Problem statement — Under this task are some entries; return every one of them exactly.

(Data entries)

========================================================================

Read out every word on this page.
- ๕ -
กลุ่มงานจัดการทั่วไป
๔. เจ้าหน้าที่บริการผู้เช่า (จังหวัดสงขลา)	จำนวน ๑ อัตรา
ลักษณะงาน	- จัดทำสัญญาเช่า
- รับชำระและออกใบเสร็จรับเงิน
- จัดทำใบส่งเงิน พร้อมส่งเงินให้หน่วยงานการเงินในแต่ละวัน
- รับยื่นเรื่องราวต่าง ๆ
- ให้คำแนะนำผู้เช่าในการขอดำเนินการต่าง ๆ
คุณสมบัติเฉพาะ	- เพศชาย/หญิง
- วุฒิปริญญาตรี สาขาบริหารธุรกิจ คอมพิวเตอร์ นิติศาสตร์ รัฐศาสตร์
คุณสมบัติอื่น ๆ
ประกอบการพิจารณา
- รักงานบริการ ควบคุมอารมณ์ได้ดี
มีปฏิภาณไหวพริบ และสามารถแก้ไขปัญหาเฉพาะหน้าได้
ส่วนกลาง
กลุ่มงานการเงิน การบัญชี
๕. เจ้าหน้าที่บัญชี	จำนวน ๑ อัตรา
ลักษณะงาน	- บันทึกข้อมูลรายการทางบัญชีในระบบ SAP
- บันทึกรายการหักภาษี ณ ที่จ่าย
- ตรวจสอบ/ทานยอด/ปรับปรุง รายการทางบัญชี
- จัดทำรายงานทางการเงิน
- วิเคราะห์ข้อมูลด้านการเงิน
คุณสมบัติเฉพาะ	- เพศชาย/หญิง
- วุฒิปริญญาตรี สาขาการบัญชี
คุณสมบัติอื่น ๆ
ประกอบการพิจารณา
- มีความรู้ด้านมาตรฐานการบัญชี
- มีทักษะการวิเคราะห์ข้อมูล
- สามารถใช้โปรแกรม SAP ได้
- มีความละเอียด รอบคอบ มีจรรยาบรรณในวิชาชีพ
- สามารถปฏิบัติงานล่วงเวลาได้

========================================================================

Written reply —
Read out every word on this page.
- ๕ -
กลุ่มงานจัดการทั่วไป
๔. เจ้าหน้าที่บริการผู้เช่า (จังหวัดสงขลา)	จำนวน ๑ อัตรา
ลักษณะงาน	- จัดทำสัญญาเช่า
- รับชำระและออกใบเสร็จรับเงิน
- จัดทำใบส่งเงิน พร้อมส่งเงินให้หน่วยงานการเงินในแต่ละวัน
- รับยื่นเรื่องราวต่าง ๆ
- ให้คำแนะนำผู้เช่าในการขอดำเนินการต่าง ๆ
คุณสมบัติเฉพาะ	- เพศชาย/หญิง
- วุฒิปริญญาตรี สาขาบริหารธุรกิจ คอมพิวเตอร์ นิติศาสตร์ รัฐศาสตร์
คุณสมบัติอื่น ๆ
ประกอบการพิจารณา
- รักงานบริการ ควบคุมอารมณ์ได้ดี
มีปฏิภาณไหวพริบ และสามารถแก้ไขปัญหาเฉพาะหน้าได้
ส่วนกลาง
กลุ่มงานการเงิน การบัญชี
๕. เจ้าหน้าที่บัญชี	จำนวน ๑ อัตรา
ลักษณะงาน	- บันทึกข้อมูลรายการทางบัญชีในระบบ SAP
- บันทึกรายการหักภาษี ณ ที่จ่าย
- ตรวจสอบ/ทานยอด/ปรับปรุง รายการทางบัญชี
- จัดทำรายงานทางการเงิน
- วิเคราะห์ข้อมูลด้านการเงิน
คุณสมบัติเฉพาะ	- เพศชาย/หญิง
- วุฒิปริญญาตรี สาขาการบัญชี
คุณสมบัติอื่น ๆ
ประกอบการพิจารณา
- มีความรู้ด้านมาตรฐานการบัญชี
- มีทักษะการวิเคราะห์ข้อมูล
- สามารถใช้โปรแกรม SAP ได้
- มีความละเอียด รอบคอบ มีจรรยาบรรณในวิชาชีพ
- สามารถปฏิบัติงานล่วงเวลาได้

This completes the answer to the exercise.